Exercise instructions —
Copy each line that contains the word "location".

Listing —
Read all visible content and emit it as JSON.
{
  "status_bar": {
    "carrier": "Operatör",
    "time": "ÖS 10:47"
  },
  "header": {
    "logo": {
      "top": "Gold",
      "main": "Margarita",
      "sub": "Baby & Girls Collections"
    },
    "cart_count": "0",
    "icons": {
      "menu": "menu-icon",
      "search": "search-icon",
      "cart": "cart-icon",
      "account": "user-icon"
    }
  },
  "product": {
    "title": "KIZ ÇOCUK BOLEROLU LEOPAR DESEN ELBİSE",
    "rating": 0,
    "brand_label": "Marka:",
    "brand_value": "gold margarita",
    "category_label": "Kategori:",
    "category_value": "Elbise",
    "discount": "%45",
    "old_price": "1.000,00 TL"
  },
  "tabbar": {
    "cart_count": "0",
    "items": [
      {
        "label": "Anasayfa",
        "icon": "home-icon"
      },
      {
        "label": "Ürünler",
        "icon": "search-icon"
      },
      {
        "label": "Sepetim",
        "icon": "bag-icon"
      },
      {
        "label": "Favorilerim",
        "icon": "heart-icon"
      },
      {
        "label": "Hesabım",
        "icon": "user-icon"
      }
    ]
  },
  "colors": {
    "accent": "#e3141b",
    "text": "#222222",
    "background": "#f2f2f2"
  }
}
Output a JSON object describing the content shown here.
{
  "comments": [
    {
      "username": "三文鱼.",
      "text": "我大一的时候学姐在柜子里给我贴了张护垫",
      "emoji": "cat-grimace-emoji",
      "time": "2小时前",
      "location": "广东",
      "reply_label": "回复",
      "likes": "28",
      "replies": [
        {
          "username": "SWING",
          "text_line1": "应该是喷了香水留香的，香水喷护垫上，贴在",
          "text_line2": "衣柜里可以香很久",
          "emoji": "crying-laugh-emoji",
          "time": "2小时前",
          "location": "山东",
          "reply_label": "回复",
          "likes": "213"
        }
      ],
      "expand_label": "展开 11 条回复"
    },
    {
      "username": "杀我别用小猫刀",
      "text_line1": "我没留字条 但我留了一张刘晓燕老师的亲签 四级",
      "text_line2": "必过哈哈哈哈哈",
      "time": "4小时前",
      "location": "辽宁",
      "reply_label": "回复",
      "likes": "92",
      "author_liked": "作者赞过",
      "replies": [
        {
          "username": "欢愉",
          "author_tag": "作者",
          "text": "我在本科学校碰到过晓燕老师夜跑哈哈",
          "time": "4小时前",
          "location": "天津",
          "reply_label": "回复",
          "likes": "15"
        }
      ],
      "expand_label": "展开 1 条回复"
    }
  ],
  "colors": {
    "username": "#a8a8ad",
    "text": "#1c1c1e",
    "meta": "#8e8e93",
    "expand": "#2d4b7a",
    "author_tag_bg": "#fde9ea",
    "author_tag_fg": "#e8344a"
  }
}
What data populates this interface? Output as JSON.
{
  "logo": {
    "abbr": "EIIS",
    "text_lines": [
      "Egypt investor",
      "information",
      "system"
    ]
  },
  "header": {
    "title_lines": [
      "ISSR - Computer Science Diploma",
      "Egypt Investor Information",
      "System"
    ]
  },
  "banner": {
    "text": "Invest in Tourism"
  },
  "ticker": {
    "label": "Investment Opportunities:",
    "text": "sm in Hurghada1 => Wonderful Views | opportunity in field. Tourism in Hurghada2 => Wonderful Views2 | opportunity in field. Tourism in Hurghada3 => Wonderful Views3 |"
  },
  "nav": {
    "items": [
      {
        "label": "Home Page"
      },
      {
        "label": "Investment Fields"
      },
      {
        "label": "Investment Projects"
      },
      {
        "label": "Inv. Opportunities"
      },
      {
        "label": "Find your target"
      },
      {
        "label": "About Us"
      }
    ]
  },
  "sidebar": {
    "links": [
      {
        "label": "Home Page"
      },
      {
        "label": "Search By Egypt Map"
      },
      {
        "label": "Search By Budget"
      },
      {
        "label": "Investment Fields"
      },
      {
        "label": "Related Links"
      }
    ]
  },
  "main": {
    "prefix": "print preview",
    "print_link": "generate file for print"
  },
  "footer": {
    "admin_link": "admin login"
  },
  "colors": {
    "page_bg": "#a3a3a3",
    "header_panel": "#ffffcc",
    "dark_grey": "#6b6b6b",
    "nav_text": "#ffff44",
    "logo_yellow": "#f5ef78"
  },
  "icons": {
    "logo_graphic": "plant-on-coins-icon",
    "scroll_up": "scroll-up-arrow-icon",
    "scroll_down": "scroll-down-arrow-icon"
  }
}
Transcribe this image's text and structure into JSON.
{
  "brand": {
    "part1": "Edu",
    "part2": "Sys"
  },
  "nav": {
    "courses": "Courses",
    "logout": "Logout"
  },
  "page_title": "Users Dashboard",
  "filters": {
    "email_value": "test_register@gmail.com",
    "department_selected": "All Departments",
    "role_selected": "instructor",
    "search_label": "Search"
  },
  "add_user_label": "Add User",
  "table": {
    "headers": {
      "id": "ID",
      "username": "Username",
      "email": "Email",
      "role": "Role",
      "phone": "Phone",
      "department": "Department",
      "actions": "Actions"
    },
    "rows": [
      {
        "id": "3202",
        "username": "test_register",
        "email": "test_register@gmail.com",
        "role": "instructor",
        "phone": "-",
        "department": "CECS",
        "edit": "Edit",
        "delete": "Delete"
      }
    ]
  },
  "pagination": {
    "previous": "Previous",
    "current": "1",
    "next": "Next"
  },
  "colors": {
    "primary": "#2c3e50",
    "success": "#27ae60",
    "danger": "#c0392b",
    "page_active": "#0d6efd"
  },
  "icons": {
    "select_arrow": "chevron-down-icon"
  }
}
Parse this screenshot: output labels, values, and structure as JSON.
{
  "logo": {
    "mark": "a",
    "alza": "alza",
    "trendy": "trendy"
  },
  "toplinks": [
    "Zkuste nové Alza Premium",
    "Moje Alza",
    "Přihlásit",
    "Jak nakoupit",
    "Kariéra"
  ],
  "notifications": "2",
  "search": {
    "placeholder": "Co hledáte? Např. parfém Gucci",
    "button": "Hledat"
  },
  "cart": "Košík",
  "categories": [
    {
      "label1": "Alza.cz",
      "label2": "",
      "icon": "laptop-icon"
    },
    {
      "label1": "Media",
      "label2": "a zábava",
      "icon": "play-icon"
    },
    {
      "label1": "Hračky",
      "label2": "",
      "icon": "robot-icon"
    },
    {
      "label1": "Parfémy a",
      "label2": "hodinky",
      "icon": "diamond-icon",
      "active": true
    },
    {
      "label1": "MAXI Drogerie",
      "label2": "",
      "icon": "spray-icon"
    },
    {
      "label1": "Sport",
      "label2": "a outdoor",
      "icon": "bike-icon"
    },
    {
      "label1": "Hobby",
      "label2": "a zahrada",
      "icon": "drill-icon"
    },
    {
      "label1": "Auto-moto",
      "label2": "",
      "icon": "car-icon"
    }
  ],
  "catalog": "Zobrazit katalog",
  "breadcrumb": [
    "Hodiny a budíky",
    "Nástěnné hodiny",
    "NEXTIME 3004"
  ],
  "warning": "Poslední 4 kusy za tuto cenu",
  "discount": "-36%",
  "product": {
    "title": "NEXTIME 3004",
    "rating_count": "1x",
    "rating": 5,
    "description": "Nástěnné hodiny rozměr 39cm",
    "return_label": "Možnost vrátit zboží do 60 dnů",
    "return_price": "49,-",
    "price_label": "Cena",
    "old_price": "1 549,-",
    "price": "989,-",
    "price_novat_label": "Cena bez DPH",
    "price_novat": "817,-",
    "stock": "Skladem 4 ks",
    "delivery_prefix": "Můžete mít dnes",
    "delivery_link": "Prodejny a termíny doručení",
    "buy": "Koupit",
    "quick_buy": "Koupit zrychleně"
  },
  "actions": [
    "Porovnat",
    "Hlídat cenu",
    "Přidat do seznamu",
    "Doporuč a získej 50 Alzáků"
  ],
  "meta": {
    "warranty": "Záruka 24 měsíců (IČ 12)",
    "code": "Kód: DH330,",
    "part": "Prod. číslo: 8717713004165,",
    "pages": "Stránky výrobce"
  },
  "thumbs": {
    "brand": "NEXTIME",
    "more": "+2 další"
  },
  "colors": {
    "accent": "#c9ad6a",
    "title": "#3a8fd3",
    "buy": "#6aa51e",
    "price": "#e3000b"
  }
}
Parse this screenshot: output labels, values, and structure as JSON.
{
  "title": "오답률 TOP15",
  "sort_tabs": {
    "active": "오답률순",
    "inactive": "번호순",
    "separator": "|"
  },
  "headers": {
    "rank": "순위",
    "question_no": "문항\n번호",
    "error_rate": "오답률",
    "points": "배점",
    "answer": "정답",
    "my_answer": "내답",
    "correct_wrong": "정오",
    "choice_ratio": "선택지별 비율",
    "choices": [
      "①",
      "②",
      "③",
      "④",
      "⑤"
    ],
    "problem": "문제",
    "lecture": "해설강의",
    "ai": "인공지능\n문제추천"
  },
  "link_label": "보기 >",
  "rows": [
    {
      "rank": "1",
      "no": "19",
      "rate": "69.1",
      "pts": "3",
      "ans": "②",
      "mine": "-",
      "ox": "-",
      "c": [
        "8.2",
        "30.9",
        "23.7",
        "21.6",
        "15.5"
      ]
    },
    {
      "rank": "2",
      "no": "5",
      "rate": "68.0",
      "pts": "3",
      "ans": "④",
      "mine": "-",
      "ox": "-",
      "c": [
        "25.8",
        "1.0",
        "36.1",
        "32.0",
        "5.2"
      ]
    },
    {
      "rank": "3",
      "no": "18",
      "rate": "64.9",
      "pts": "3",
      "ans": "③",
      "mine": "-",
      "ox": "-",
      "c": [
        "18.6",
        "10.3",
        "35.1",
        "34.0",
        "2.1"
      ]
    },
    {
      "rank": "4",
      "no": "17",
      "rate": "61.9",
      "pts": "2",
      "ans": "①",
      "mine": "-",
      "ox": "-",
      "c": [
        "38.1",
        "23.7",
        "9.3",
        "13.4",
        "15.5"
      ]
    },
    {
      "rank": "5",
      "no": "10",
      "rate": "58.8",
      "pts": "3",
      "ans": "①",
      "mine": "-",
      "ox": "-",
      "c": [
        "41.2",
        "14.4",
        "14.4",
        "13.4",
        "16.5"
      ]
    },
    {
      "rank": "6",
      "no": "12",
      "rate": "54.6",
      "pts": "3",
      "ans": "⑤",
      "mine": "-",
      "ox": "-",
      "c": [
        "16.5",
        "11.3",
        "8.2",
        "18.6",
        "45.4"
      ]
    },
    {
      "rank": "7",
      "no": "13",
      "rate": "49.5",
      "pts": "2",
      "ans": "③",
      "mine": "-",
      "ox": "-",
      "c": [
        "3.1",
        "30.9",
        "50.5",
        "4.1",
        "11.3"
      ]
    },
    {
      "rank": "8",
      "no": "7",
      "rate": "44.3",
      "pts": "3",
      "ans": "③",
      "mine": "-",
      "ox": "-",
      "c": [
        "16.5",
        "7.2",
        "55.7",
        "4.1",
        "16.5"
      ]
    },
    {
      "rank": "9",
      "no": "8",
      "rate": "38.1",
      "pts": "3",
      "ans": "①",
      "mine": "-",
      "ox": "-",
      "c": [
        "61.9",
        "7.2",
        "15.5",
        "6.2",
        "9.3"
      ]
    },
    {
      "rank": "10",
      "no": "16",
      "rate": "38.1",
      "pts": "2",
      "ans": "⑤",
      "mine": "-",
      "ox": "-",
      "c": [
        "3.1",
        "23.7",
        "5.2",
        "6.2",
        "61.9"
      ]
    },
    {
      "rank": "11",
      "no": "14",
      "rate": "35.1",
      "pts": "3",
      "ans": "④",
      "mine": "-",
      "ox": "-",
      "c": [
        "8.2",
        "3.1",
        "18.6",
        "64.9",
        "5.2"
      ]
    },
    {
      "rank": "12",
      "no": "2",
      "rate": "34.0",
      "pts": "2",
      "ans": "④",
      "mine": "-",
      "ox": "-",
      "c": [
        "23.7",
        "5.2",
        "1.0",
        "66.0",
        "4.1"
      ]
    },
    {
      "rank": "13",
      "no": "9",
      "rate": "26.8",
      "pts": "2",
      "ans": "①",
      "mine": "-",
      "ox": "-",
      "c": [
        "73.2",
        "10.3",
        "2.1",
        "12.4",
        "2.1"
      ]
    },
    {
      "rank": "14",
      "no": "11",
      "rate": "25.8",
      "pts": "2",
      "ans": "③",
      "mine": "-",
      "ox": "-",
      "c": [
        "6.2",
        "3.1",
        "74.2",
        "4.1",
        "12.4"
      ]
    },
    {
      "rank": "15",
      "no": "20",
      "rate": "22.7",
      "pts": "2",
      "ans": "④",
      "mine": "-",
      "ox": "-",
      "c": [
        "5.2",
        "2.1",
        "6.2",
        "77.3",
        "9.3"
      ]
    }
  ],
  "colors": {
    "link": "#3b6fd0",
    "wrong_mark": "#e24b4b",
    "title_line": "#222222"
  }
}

Task response —
      "location": "广东",
          "location": "山东",
      "location": "辽宁",
          "location": "天津",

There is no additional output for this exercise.